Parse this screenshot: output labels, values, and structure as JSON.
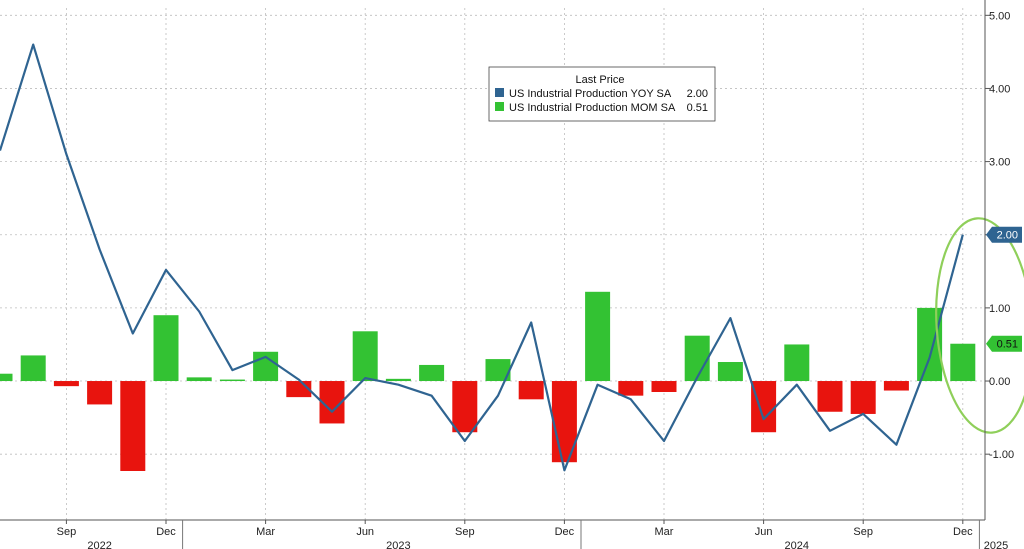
{
  "chart_data": {
    "type": "bar",
    "legend": {
      "title": "Last Price",
      "entries": [
        {
          "label": "US Industrial Production YOY SA",
          "value": "2.00",
          "color": "#2f6491"
        },
        {
          "label": "US Industrial Production MOM SA",
          "value": "0.51",
          "color": "#33c233"
        }
      ]
    },
    "x": [
      "2022-07",
      "2022-08",
      "2022-09",
      "2022-10",
      "2022-11",
      "2022-12",
      "2023-01",
      "2023-02",
      "2023-03",
      "2023-04",
      "2023-05",
      "2023-06",
      "2023-07",
      "2023-08",
      "2023-09",
      "2023-10",
      "2023-11",
      "2023-12",
      "2024-01",
      "2024-02",
      "2024-03",
      "2024-04",
      "2024-05",
      "2024-06",
      "2024-07",
      "2024-08",
      "2024-09",
      "2024-10",
      "2024-11",
      "2024-12",
      "2025-01"
    ],
    "series": [
      {
        "name": "US Industrial Production YOY SA",
        "type": "line",
        "color": "#2f6491",
        "values": [
          3.15,
          4.6,
          3.1,
          1.8,
          0.65,
          1.52,
          0.95,
          0.15,
          0.33,
          0.02,
          -0.42,
          0.04,
          -0.05,
          -0.2,
          -0.82,
          -0.2,
          0.8,
          -1.22,
          -0.05,
          -0.25,
          -0.82,
          0.05,
          0.86,
          -0.52,
          -0.05,
          -0.68,
          -0.45,
          -0.87,
          0.32,
          2.0,
          null
        ]
      },
      {
        "name": "US Industrial Production MOM SA",
        "type": "bar",
        "values": [
          0.1,
          0.35,
          -0.07,
          -0.32,
          -1.23,
          0.9,
          0.05,
          0.02,
          0.4,
          -0.22,
          -0.58,
          0.68,
          0.03,
          0.22,
          -0.7,
          0.3,
          -0.25,
          -1.11,
          1.22,
          -0.2,
          -0.15,
          0.62,
          0.26,
          -0.7,
          0.5,
          -0.42,
          -0.45,
          -0.13,
          1.0,
          0.51,
          null
        ],
        "positive_color": "#33c233",
        "negative_color": "#e8140e"
      }
    ],
    "x_tick_labels": [
      {
        "label": "Sep",
        "at": "2022-09"
      },
      {
        "label": "Dec",
        "at": "2022-12"
      },
      {
        "label": "Mar",
        "at": "2023-03"
      },
      {
        "label": "Jun",
        "at": "2023-06"
      },
      {
        "label": "Sep",
        "at": "2023-09"
      },
      {
        "label": "Dec",
        "at": "2023-12"
      },
      {
        "label": "Mar",
        "at": "2024-03"
      },
      {
        "label": "Jun",
        "at": "2024-06"
      },
      {
        "label": "Sep",
        "at": "2024-09"
      },
      {
        "label": "Dec",
        "at": "2024-12"
      }
    ],
    "year_labels": [
      {
        "label": "2022",
        "at": "2022-10"
      },
      {
        "label": "2023",
        "at": "2023-07"
      },
      {
        "label": "2024",
        "at": "2024-07"
      },
      {
        "label": "2025",
        "at": "2025-01"
      }
    ],
    "y_ticks": [
      "-1.00",
      "0.00",
      "1.00",
      "2.00",
      "3.00",
      "4.00",
      "5.00"
    ],
    "ylim": [
      -1.9,
      5.1
    ],
    "grid": true,
    "legend_placement": "top-center",
    "last_value_tags": [
      {
        "label": "2.00",
        "value": 2.0,
        "color": "#2f6491"
      },
      {
        "label": "0.51",
        "value": 0.51,
        "color": "#33c233"
      }
    ],
    "annotation": {
      "type": "ellipse",
      "color": "#8fcf5a",
      "around": [
        "2024-12",
        "2025-01"
      ]
    }
  }
}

= = = = = = =

- Instructions to follow:
Each line that holds the word "type" should be extracted from the records.

- Result for this exercise:
    "type": "bar",
        "type": "line",
        "type": "bar",
      "type": "ellipse",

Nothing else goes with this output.